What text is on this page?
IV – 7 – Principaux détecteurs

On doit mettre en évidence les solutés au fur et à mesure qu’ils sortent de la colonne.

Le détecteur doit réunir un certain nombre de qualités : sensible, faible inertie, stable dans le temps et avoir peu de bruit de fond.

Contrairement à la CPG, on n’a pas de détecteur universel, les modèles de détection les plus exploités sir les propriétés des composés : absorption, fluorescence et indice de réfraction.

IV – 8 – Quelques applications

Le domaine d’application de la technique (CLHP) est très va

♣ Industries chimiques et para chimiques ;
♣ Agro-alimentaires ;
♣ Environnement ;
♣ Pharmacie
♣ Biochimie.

**Directions**.
Restate the data above word for word, please.

**Answer for this exercise**.
What text is on this page?
IV – 7 – Principaux détecteurs

On doit mettre en évidence les solutés au fur et à mesure qu’ils sortent de la colonne.

Le détecteur doit réunir un certain nombre de qualités : sensible, faible inertie, stable dans le temps et avoir peu de bruit de fond.

Contrairement à la CPG, on n’a pas de détecteur universel, les modèles de détection les plus exploités sir les propriétés des composés : absorption, fluorescence et indice de réfraction.

IV – 8 – Quelques applications

Le domaine d’application de la technique (CLHP) est très va

♣ Industries chimiques et para chimiques ;
♣ Agro-alimentaires ;
♣ Environnement ;
♣ Pharmacie
♣ Biochimie.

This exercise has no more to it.